Lines of data
----------------------------------------

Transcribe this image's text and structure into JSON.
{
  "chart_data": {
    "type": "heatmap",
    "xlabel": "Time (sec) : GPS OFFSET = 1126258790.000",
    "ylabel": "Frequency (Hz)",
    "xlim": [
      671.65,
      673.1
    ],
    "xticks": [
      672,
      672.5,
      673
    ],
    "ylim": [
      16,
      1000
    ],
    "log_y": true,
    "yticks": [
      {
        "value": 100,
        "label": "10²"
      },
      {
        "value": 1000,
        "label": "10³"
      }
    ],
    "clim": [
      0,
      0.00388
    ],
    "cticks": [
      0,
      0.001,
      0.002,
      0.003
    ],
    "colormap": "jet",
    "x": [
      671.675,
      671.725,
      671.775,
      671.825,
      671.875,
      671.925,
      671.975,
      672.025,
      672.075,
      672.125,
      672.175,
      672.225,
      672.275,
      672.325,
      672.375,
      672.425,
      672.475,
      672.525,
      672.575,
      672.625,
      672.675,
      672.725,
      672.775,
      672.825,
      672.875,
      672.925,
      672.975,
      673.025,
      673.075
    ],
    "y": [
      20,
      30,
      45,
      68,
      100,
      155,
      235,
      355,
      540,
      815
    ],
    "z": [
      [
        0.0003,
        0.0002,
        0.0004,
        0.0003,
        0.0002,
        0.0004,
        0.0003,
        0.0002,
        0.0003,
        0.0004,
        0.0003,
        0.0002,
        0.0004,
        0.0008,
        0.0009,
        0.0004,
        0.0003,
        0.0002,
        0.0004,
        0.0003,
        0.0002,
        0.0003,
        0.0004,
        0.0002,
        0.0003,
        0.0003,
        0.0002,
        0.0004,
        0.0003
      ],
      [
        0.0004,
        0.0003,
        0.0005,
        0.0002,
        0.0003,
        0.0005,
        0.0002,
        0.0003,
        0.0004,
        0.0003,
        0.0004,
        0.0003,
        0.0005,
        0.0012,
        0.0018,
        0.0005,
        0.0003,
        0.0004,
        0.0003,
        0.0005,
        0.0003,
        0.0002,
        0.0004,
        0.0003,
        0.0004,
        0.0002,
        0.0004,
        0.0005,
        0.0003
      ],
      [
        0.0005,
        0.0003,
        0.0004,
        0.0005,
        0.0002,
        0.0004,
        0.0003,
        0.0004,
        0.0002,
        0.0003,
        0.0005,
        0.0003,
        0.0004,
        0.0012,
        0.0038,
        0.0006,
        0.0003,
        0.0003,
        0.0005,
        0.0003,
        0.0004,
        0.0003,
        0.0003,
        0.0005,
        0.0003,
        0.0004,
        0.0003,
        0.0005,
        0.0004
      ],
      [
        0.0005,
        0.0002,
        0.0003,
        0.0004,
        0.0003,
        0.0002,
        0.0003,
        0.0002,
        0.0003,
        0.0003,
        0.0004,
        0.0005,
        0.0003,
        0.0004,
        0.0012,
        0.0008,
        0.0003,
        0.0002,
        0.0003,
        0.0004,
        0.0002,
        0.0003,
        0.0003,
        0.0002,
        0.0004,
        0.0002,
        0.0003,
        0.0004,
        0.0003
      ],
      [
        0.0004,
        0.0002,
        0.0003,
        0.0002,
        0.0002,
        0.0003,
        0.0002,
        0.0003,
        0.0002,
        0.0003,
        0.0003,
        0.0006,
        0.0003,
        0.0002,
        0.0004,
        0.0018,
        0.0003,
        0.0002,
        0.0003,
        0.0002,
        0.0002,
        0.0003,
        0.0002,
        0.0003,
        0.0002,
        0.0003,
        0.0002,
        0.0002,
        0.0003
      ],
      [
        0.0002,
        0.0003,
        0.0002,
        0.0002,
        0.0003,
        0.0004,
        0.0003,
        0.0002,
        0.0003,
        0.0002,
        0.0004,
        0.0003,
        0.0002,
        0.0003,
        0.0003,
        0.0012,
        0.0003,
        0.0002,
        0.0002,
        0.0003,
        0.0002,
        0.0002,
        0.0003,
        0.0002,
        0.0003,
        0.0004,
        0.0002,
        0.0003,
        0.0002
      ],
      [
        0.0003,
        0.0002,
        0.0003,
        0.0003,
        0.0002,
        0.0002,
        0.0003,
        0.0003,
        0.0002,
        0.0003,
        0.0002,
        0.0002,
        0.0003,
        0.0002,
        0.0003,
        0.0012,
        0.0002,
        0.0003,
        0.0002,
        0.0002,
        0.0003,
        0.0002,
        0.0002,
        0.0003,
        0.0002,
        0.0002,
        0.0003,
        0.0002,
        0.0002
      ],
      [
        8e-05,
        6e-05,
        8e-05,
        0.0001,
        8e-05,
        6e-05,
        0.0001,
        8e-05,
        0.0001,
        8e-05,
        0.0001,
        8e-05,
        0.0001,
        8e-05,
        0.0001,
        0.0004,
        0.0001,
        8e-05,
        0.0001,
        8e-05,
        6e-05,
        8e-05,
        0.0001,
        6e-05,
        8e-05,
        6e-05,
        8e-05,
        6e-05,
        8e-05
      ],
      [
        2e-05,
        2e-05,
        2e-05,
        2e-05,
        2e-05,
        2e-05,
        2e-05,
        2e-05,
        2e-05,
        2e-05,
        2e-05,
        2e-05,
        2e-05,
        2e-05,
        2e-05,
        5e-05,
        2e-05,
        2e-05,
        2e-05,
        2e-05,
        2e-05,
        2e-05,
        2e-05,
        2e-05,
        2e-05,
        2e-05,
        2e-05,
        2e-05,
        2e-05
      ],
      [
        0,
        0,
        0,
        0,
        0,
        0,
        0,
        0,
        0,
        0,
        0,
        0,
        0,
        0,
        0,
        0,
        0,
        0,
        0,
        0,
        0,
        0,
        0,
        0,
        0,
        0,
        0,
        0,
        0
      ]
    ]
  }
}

----------------------------------------

- **Required work**
Repeat every record, keeping each word and mark exactly as it is.

- **Output for this exercise**
Transcribe this image's text and structure into JSON.
{
  "chart_data": {
    "type": "heatmap",
    "xlabel": "Time (sec) : GPS OFFSET = 1126258790.000",
    "ylabel": "Frequency (Hz)",
    "xlim": [
      671.65,
      673.1
    ],
    "xticks": [
      672,
      672.5,
      673
    ],
    "ylim": [
      16,
      1000
    ],
    "log_y": true,
    "yticks": [
      {
        "value": 100,
        "label": "10²"
      },
      {
        "value": 1000,
        "label": "10³"
      }
    ],
    "clim": [
      0,
      0.00388
    ],
    "cticks": [
      0,
      0.001,
      0.002,
      0.003
    ],
    "colormap": "jet",
    "x": [
      671.675,
      671.725,
      671.775,
      671.825,
      671.875,
      671.925,
      671.975,
      672.025,
      672.075,
      672.125,
      672.175,
      672.225,
      672.275,
      672.325,
      672.375,
      672.425,
      672.475,
      672.525,
      672.575,
      672.625,
      672.675,
      672.725,
      672.775,
      672.825,
      672.875,
      672.925,
      672.975,
      673.025,
      673.075
    ],
    "y": [
      20,
      30,
      45,
      68,
      100,
      155,
      235,
      355,
      540,
      815
    ],
    "z": [
      [
        0.0003,
        0.0002,
        0.0004,
        0.0003,
        0.0002,
        0.0004,
        0.0003,
        0.0002,
        0.0003,
        0.0004,
        0.0003,
        0.0002,
        0.0004,
        0.0008,
        0.0009,
        0.0004,
        0.0003,
        0.0002,
        0.0004,
        0.0003,
        0.0002,
        0.0003,
        0.0004,
        0.0002,
        0.0003,
        0.0003,
        0.0002,
        0.0004,
        0.0003
      ],
      [
        0.0004,
        0.0003,
        0.0005,
        0.0002,
        0.0003,
        0.0005,
        0.0002,
        0.0003,
        0.0004,
        0.0003,
        0.0004,
        0.0003,
        0.0005,
        0.0012,
        0.0018,
        0.0005,
        0.0003,
        0.0004,
        0.0003,
        0.0005,
        0.0003,
        0.0002,
        0.0004,
        0.0003,
        0.0004,
        0.0002,
        0.0004,
        0.0005,
        0.0003
      ],
      [
        0.0005,
        0.0003,
        0.0004,
        0.0005,
        0.0002,
        0.0004,
        0.0003,
        0.0004,
        0.0002,
        0.0003,
        0.0005,
        0.0003,
        0.0004,
        0.0012,
        0.0038,
        0.0006,
        0.0003,
        0.0003,
        0.0005,
        0.0003,
        0.0004,
        0.0003,
        0.0003,
        0.0005,
        0.0003,
        0.0004,
        0.0003,
        0.0005,
        0.0004
      ],
      [
        0.0005,
        0.0002,
        0.0003,
        0.0004,
        0.0003,
        0.0002,
        0.0003,
        0.0002,
        0.0003,
        0.0003,
        0.0004,
        0.0005,
        0.0003,
        0.0004,
        0.0012,
        0.0008,
        0.0003,
        0.0002,
        0.0003,
        0.0004,
        0.0002,
        0.0003,
        0.0003,
        0.0002,
        0.0004,
        0.0002,
        0.0003,
        0.0004,
        0.0003
      ],
      [
        0.0004,
        0.0002,
        0.0003,
        0.0002,
        0.0002,
        0.0003,
        0.0002,
        0.0003,
        0.0002,
        0.0003,
        0.0003,
        0.0006,
        0.0003,
        0.0002,
        0.0004,
        0.0018,
        0.0003,
        0.0002,
        0.0003,
        0.0002,
        0.0002,
        0.0003,
        0.0002,
        0.0003,
        0.0002,
        0.0003,
        0.0002,
        0.0002,
        0.0003
      ],
      [
        0.0002,
        0.0003,
        0.0002,
        0.0002,
        0.0003,
        0.0004,
        0.0003,
        0.0002,
        0.0003,
        0.0002,
        0.0004,
        0.0003,
        0.0002,
        0.0003,
        0.0003,
        0.0012,
        0.0003,
        0.0002,
        0.0002,
        0.0003,
        0.0002,
        0.0002,
        0.0003,
        0.0002,
        0.0003,
        0.0004,
        0.0002,
        0.0003,
        0.0002
      ],
      [
        0.0003,
        0.0002,
        0.0003,
        0.0003,
        0.0002,
        0.0002,
        0.0003,
        0.0003,
        0.0002,
        0.0003,
        0.0002,
        0.0002,
        0.0003,
        0.0002,
        0.0003,
        0.0012,
        0.0002,
        0.0003,
        0.0002,
        0.0002,
        0.0003,
        0.0002,
        0.0002,
        0.0003,
        0.0002,
        0.0002,
        0.0003,
        0.0002,
        0.0002
      ],
      [
        8e-05,
        6e-05,
        8e-05,
        0.0001,
        8e-05,
        6e-05,
        0.0001,
        8e-05,
        0.0001,
        8e-05,
        0.0001,
        8e-05,
        0.0001,
        8e-05,
        0.0001,
        0.0004,
        0.0001,
        8e-05,
        0.0001,
        8e-05,
        6e-05,
        8e-05,
        0.0001,
        6e-05,
        8e-05,
        6e-05,
        8e-05,
        6e-05,
        8e-05
      ],
      [
        2e-05,
        2e-05,
        2e-05,
        2e-05,
        2e-05,
        2e-05,
        2e-05,
        2e-05,
        2e-05,
        2e-05,
        2e-05,
        2e-05,
        2e-05,
        2e-05,
        2e-05,
        5e-05,
        2e-05,
        2e-05,
        2e-05,
        2e-05,
        2e-05,
        2e-05,
        2e-05,
        2e-05,
        2e-05,
        2e-05,
        2e-05,
        2e-05,
        2e-05
      ],
      [
        0,
        0,
        0,
        0,
        0,
        0,
        0,
        0,
        0,
        0,
        0,
        0,
        0,
        0,
        0,
        0,
        0,
        0,
        0,
        0,
        0,
        0,
        0,
        0,
        0,
        0,
        0,
        0,
        0
      ]
    ]
  }
}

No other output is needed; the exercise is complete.